◆ Exercise aim
Pick out all lines with the word "basin" from the records that follow.

— START —

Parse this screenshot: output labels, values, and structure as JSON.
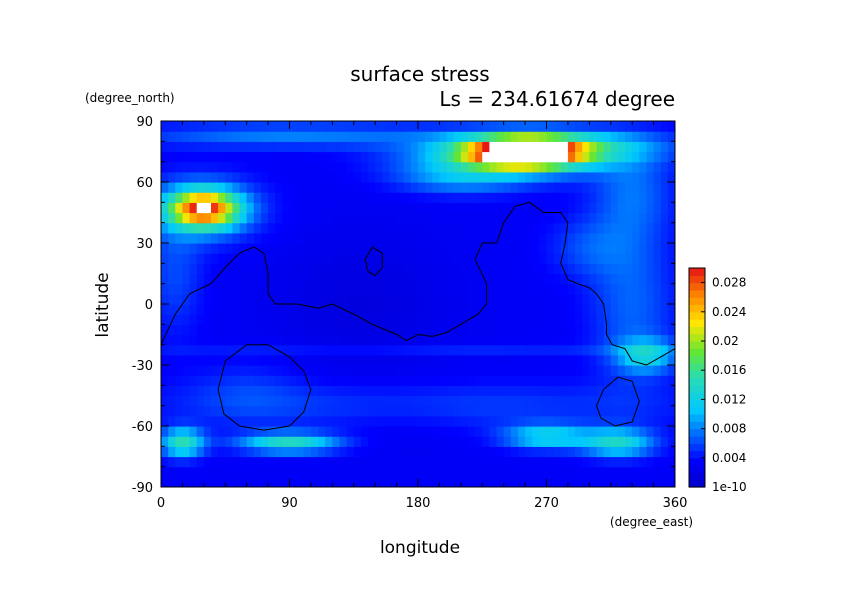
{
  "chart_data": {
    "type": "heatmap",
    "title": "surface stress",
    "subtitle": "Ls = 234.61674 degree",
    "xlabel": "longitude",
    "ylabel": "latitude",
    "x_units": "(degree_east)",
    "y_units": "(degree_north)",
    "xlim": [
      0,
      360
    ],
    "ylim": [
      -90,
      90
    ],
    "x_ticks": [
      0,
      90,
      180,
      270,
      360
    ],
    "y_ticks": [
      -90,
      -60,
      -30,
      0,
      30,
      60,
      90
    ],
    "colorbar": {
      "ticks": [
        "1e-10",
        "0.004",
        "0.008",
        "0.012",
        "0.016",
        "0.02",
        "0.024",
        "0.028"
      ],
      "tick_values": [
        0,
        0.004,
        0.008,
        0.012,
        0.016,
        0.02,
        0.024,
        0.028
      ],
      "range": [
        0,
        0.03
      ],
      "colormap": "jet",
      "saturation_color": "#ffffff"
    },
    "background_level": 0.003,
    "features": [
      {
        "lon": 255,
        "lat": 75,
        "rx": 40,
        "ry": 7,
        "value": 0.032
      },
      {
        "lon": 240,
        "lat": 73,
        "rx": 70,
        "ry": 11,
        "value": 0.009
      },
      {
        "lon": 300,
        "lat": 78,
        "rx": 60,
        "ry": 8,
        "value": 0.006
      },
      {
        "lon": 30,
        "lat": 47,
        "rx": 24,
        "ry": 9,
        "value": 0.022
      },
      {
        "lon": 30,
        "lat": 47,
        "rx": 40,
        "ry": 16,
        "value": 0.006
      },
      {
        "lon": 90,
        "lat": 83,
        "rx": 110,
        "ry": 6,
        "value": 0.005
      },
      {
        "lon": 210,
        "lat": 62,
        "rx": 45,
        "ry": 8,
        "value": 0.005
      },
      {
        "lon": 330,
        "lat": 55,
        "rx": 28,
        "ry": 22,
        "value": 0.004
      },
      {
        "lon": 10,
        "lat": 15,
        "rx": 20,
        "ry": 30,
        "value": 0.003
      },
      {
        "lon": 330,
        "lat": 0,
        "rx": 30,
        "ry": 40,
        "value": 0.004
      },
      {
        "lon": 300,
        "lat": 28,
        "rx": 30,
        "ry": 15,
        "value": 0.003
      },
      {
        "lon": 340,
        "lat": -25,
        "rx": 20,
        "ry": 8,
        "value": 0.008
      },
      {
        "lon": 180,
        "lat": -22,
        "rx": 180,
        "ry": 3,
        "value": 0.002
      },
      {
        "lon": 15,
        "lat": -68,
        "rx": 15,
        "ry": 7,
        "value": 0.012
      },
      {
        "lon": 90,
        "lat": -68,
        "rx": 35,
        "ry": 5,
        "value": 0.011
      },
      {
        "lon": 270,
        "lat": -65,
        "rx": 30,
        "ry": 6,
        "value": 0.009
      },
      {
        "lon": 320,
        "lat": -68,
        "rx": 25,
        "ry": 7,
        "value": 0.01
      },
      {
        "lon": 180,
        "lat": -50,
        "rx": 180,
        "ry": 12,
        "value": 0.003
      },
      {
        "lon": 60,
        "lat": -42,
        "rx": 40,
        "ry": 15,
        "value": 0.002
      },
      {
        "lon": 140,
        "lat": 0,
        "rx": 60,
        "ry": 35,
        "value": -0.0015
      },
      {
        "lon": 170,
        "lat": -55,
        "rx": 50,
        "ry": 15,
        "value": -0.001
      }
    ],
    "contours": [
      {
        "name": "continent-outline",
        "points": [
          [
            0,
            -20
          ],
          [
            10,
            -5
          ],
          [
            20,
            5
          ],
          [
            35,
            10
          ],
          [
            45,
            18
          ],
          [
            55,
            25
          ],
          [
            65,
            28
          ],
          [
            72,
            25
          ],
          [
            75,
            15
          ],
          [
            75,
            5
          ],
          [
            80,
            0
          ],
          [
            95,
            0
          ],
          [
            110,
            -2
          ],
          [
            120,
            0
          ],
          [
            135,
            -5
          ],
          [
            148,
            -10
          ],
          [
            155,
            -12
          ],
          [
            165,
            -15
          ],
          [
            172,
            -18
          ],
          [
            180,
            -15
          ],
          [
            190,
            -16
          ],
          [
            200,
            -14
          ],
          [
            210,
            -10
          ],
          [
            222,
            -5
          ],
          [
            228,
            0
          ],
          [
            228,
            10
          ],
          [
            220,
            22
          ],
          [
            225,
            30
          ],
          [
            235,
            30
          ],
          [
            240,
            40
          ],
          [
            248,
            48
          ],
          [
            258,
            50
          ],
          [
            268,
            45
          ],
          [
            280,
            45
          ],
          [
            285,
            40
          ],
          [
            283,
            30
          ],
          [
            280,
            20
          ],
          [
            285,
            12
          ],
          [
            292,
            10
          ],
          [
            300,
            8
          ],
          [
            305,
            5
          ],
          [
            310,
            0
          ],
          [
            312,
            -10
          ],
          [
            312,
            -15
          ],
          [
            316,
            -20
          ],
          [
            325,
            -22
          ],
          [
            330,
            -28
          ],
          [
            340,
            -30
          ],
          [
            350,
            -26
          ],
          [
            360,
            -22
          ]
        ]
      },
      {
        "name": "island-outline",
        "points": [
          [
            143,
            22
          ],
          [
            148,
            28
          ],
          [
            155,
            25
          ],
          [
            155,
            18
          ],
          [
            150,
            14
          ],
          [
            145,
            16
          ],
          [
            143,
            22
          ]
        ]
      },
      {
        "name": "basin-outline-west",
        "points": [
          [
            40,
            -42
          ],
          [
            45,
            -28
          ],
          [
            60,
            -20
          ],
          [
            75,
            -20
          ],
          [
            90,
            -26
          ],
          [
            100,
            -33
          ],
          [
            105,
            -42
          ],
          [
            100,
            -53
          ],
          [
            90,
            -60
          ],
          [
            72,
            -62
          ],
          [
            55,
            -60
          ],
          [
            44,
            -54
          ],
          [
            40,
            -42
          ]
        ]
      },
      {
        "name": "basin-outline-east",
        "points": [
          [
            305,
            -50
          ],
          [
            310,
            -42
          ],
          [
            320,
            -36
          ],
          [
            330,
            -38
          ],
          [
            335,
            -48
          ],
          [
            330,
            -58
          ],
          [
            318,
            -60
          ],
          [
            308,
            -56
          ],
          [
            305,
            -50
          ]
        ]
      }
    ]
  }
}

— END —
— START —

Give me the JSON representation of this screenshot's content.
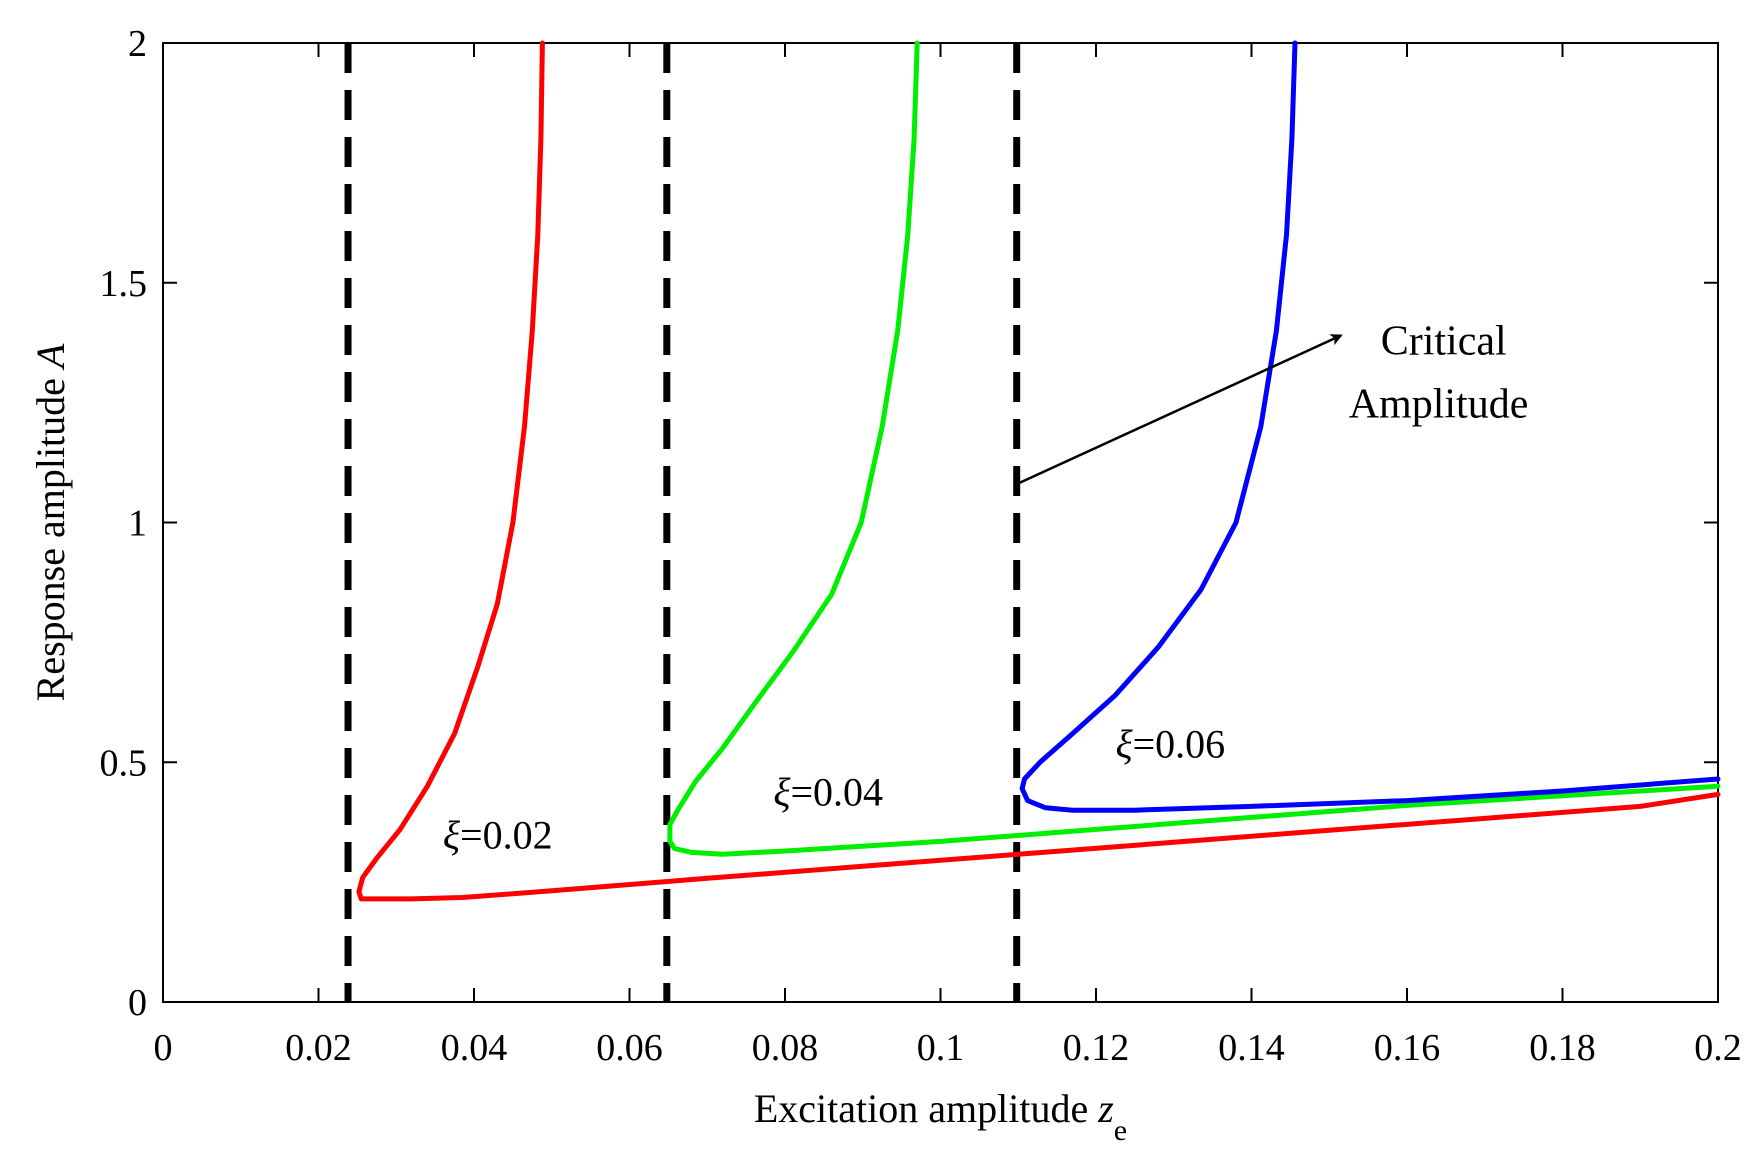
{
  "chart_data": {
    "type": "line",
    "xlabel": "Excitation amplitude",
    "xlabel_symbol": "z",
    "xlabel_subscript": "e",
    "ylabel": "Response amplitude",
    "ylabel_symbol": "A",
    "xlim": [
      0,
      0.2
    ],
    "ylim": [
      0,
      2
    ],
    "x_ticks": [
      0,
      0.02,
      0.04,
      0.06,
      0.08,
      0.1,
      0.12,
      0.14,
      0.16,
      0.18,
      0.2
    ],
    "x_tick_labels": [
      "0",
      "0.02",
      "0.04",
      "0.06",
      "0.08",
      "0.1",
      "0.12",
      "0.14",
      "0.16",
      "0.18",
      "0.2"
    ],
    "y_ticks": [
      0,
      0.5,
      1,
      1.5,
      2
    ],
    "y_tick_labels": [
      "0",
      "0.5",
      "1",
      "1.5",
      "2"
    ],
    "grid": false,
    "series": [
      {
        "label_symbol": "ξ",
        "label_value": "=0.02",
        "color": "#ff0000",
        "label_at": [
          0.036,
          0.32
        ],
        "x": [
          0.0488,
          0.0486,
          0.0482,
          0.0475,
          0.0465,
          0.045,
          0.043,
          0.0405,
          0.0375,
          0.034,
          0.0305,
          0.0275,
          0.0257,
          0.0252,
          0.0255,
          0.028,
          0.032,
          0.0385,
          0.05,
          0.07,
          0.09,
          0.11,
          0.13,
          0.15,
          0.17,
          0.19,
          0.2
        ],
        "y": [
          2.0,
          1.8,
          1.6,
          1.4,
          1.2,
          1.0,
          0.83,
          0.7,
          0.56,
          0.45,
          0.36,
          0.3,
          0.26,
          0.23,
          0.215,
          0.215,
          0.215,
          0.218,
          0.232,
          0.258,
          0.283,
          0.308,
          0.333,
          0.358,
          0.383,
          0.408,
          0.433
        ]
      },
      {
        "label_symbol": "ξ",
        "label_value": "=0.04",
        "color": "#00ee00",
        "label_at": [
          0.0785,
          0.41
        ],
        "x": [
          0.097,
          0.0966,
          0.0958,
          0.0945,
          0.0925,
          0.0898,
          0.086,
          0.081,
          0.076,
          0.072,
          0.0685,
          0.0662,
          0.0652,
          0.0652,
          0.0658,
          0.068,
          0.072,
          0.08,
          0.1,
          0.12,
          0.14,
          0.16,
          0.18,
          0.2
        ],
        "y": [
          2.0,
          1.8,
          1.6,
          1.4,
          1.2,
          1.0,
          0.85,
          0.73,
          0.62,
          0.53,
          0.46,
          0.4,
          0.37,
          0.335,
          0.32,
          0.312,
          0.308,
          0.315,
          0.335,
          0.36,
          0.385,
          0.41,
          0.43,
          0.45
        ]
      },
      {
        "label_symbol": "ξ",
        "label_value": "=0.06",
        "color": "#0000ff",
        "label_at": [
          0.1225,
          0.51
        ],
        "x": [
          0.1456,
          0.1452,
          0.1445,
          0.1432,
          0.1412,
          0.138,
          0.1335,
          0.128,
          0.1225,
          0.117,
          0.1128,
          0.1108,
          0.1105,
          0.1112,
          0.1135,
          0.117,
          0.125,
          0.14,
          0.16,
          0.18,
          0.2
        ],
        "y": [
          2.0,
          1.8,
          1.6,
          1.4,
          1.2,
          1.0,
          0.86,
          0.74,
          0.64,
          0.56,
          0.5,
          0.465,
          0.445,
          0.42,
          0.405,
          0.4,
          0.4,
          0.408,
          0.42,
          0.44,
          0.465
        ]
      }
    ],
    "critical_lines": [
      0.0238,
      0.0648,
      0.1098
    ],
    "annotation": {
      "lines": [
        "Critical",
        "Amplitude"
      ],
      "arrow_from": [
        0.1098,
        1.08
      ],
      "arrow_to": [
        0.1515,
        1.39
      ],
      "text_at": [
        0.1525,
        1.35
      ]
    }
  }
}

— END —

◆ Answer to the problem
        "name": "basin-outline-west",
        "name": "basin-outline-east",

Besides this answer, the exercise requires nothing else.